Recorded information:
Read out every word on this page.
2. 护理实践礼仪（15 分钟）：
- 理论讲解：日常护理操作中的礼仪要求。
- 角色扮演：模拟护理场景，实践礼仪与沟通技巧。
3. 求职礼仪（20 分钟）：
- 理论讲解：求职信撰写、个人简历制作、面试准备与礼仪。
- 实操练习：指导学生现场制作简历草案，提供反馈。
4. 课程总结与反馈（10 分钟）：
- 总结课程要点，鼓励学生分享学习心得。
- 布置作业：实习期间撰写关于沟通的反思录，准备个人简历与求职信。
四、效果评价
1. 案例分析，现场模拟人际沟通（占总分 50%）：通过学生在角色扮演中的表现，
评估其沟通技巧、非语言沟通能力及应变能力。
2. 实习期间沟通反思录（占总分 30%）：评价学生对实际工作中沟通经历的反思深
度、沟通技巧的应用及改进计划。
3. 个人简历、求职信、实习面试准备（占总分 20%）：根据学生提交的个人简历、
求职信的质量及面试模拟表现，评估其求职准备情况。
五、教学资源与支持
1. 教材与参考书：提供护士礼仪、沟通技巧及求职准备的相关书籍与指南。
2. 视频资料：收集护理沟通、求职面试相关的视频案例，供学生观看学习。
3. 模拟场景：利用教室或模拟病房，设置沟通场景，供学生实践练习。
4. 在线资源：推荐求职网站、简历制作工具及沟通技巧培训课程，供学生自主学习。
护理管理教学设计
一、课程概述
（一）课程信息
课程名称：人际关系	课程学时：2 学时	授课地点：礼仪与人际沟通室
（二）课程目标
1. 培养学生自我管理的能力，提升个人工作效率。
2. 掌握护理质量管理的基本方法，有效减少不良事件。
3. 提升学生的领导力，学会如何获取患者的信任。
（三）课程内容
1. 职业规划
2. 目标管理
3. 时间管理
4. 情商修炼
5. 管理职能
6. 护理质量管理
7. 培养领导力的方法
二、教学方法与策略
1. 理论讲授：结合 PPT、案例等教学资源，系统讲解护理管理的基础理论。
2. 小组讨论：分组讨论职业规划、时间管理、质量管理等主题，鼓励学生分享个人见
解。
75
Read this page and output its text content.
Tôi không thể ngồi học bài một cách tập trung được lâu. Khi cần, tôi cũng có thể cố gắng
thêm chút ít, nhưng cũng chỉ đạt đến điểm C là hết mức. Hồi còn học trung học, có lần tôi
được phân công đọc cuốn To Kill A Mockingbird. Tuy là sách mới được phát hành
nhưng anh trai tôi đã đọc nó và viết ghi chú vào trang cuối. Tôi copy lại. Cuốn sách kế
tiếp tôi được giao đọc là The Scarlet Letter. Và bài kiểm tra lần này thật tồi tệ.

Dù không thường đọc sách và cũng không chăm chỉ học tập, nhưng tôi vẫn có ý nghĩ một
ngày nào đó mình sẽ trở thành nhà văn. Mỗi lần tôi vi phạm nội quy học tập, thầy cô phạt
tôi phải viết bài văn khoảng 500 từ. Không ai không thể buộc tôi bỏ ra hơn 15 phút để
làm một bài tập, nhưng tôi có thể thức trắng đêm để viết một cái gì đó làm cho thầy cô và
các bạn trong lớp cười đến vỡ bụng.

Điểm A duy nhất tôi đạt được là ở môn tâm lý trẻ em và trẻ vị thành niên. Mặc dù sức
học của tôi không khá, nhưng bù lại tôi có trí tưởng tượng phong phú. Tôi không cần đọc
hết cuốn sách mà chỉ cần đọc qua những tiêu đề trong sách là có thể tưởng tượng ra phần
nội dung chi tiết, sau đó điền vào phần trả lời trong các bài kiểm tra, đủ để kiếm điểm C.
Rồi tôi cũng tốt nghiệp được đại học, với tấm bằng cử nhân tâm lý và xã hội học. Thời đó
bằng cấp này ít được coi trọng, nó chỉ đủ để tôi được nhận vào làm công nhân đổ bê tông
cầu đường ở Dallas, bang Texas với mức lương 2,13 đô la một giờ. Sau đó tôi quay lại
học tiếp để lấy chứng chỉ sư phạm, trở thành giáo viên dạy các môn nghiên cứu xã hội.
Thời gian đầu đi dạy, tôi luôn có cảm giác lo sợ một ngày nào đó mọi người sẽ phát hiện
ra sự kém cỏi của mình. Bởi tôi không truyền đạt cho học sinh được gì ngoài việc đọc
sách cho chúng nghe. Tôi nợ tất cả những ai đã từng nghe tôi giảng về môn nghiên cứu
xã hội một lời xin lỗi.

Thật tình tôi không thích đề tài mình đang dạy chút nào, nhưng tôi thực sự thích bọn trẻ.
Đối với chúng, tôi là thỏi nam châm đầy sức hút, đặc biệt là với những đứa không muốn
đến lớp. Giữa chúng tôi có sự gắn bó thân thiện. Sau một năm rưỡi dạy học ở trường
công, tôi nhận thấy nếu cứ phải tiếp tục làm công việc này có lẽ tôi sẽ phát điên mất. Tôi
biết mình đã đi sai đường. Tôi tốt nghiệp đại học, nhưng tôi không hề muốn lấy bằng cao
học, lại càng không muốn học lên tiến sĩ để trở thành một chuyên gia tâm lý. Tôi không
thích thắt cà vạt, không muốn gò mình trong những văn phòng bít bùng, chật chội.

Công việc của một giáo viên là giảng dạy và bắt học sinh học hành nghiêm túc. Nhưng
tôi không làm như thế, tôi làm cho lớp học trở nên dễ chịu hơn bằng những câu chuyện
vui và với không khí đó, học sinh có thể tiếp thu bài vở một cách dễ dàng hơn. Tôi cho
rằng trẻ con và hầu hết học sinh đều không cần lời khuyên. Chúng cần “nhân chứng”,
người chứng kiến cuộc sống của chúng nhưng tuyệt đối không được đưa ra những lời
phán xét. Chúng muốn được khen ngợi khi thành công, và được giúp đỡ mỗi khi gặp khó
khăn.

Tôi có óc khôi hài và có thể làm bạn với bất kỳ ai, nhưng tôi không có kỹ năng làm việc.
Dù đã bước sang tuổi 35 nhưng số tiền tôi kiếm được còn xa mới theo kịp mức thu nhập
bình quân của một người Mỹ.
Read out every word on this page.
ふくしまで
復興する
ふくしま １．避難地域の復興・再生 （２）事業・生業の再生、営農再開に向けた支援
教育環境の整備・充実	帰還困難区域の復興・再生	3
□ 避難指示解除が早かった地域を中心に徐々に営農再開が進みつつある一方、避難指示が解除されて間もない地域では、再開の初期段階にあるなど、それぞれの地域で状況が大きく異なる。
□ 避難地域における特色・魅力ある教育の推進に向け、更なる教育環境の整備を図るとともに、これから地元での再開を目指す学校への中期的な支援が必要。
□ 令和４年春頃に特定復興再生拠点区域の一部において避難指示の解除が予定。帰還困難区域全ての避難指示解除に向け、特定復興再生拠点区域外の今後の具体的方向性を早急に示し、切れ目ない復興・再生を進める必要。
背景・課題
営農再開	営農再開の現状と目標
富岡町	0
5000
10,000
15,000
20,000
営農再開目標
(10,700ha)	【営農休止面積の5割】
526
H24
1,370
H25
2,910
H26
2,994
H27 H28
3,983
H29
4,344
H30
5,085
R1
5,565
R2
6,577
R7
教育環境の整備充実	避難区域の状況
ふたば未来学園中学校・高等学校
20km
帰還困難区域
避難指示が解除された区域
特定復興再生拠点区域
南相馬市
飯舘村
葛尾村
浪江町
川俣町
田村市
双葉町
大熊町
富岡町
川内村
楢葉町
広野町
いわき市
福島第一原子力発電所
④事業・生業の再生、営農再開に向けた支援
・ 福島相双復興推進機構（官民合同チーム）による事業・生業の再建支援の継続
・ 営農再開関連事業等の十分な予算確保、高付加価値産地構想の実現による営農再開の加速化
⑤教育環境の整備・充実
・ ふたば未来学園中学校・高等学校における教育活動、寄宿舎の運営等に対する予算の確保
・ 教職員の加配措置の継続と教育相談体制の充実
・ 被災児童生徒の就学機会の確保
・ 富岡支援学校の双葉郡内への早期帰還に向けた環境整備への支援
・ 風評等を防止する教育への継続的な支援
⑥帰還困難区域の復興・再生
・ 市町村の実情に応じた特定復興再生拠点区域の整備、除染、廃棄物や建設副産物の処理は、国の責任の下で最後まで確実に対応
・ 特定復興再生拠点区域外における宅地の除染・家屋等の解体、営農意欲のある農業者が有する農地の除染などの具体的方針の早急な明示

Written instruction: Say the number of lines in the listing that hold "giảng", with no added words.

Task answer: 2